====== GIVEN DATA ======

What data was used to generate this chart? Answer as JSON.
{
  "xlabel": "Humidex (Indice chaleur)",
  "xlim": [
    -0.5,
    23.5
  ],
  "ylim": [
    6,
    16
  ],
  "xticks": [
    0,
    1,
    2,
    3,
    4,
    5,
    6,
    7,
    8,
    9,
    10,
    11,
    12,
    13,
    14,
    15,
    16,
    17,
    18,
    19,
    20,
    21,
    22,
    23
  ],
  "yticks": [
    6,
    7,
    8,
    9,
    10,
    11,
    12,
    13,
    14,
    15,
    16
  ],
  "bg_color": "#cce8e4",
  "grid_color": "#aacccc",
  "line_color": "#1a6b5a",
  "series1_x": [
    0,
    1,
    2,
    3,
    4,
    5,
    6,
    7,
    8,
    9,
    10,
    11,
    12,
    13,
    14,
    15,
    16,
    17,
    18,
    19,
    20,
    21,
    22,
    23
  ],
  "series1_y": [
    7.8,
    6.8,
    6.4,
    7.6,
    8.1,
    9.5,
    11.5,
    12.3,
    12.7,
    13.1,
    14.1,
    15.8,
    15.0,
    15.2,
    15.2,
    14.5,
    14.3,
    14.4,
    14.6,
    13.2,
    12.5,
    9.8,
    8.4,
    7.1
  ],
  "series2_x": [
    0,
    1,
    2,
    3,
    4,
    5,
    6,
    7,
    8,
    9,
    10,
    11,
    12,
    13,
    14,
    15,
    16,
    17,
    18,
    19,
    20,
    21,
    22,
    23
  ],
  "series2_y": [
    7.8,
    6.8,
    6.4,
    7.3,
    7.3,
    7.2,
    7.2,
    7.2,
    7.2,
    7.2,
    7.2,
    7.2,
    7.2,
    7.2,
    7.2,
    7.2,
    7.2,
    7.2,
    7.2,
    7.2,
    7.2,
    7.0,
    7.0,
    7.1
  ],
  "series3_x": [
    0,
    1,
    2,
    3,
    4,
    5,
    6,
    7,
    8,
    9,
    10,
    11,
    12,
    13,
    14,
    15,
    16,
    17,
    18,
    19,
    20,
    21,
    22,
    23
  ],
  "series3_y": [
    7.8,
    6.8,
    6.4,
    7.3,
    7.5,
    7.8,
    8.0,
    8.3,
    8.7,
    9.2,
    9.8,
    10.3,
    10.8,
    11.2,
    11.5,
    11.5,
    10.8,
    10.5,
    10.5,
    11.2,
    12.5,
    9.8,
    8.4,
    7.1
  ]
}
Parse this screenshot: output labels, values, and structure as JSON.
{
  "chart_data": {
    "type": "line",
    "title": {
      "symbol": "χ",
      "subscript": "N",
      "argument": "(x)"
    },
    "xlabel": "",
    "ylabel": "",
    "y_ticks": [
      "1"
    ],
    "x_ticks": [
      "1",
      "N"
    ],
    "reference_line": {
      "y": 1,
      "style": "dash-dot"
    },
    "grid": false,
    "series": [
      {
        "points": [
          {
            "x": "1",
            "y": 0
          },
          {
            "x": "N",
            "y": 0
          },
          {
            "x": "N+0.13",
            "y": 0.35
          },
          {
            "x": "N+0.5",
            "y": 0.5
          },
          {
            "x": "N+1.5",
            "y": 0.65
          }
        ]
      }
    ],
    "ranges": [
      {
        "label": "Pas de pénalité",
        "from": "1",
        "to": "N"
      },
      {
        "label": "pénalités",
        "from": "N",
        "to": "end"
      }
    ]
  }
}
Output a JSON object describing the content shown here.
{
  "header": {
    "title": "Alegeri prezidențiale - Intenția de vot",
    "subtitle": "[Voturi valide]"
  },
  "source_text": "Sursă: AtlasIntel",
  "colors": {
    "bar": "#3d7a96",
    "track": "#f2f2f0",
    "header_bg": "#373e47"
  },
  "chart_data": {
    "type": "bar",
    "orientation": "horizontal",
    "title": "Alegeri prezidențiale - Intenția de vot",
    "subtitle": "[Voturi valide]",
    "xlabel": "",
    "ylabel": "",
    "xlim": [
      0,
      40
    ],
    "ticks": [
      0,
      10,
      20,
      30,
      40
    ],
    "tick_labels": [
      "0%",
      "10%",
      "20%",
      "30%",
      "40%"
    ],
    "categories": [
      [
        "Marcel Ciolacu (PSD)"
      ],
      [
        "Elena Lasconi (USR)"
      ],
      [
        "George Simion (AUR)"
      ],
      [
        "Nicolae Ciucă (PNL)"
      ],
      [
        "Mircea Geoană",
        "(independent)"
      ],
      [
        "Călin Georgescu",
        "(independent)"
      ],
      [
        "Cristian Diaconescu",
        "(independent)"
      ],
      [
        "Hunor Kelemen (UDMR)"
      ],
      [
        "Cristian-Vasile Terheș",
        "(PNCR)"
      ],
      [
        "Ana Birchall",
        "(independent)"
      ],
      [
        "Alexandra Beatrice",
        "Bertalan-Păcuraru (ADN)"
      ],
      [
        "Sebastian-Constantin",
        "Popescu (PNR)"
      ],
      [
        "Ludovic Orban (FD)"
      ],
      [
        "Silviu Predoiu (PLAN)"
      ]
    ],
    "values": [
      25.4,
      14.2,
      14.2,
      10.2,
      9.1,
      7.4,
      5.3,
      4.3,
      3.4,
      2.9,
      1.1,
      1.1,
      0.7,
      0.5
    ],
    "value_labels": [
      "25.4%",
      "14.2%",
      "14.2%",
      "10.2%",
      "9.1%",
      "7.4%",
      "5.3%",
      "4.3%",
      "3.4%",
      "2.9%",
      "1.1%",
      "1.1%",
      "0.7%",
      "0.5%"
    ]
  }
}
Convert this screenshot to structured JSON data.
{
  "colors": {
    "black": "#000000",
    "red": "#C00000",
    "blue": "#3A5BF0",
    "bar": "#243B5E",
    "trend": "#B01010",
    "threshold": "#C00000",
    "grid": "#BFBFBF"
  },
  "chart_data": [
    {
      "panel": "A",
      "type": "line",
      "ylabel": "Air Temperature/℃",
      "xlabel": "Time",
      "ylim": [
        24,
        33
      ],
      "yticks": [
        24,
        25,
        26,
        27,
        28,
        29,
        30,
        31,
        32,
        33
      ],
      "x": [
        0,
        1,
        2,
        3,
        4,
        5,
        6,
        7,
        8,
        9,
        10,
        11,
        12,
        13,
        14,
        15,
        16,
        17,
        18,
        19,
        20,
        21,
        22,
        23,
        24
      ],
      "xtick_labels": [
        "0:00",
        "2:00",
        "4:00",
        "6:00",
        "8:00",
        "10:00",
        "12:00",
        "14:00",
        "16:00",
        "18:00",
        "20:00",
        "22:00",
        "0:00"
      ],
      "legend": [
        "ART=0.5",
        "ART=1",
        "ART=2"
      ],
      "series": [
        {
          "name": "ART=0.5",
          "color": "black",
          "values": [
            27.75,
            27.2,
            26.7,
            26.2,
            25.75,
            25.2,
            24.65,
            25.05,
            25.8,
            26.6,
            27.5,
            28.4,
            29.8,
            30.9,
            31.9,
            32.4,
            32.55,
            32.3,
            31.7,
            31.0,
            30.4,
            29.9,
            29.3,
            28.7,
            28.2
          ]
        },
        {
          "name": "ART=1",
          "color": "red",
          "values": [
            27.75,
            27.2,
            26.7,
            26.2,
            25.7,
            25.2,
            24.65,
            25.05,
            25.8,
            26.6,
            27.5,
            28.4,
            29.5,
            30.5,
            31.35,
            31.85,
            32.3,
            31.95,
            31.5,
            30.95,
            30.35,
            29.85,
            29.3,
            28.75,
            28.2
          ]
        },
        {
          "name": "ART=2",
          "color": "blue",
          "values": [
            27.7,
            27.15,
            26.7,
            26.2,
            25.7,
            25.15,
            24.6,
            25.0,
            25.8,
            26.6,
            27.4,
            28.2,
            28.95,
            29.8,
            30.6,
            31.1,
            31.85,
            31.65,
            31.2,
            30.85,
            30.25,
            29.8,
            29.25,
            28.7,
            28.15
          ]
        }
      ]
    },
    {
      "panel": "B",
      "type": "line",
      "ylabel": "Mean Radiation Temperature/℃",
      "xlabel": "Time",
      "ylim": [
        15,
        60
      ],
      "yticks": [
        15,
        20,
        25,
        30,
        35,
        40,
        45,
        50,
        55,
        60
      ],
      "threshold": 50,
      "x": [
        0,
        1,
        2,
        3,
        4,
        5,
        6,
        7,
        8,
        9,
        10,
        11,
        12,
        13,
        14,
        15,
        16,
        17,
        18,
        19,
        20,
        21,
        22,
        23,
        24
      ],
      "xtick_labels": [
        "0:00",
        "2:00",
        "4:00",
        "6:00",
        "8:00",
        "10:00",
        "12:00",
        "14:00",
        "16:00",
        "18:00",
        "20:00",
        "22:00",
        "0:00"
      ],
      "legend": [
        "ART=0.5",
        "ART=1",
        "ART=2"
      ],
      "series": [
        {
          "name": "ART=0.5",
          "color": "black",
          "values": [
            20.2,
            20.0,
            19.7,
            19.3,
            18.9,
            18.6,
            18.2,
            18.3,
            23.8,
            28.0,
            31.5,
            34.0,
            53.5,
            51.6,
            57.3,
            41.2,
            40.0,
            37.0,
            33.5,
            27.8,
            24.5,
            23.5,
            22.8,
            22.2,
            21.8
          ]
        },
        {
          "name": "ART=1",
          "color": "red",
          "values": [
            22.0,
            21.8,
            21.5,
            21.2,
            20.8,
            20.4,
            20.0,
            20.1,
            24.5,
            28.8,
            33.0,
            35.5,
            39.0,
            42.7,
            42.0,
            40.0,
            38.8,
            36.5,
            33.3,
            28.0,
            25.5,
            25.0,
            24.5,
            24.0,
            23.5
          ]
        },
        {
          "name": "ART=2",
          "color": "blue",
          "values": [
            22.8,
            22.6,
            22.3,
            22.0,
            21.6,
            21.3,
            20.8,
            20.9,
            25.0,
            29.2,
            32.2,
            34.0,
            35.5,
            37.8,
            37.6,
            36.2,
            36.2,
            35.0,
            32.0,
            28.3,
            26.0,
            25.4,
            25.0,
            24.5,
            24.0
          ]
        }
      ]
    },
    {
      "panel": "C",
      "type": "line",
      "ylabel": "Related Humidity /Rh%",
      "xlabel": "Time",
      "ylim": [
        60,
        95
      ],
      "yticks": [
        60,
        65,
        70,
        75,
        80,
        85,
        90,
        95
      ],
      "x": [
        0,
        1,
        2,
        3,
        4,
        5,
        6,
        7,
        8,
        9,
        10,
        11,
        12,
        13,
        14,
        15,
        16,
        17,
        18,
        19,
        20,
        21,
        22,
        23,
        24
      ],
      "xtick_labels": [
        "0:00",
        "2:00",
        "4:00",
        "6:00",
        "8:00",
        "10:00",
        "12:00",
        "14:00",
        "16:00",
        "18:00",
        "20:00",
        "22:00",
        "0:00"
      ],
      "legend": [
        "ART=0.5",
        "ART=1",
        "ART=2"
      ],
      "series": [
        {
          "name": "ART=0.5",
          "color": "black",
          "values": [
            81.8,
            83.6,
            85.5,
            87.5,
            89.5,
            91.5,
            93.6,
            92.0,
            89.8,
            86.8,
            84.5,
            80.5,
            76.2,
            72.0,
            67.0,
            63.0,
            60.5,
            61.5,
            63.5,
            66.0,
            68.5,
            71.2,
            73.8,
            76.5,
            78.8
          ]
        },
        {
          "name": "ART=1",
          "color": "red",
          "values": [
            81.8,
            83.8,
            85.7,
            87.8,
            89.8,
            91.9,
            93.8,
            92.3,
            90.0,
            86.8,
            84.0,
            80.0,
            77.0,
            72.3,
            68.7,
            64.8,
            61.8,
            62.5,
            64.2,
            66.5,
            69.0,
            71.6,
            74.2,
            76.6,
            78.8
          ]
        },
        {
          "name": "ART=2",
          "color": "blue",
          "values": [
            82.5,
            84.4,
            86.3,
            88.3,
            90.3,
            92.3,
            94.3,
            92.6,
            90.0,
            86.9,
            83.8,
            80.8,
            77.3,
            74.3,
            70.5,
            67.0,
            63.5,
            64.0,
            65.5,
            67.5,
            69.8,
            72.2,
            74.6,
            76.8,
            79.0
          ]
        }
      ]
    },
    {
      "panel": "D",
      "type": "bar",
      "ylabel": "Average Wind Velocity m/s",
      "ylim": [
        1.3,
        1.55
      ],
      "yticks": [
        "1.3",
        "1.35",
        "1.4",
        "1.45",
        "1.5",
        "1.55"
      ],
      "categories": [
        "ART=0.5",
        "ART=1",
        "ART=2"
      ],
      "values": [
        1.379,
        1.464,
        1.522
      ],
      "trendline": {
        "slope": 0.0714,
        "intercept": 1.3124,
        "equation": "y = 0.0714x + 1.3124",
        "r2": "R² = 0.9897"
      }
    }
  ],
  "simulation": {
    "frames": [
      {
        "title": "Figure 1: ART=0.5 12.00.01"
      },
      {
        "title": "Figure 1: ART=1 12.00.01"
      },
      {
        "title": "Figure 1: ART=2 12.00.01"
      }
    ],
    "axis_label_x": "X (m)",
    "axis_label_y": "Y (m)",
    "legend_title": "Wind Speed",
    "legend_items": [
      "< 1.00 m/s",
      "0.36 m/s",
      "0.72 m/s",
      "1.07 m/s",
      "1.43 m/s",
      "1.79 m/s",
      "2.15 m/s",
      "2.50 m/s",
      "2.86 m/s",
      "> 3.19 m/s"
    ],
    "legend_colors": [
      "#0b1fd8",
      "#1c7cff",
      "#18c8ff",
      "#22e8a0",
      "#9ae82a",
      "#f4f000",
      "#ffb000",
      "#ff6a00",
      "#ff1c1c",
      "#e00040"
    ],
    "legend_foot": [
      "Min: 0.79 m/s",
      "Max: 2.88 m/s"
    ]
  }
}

======

> _WHAT THIS TASK INVOLVES_
Extract each line holding the string "Figure".

> _TASK ANSWER_
        "title": "Figure 1: ART=0.5 12.00.01"
        "title": "Figure 1: ART=1 12.00.01"
        "title": "Figure 1: ART=2 12.00.01"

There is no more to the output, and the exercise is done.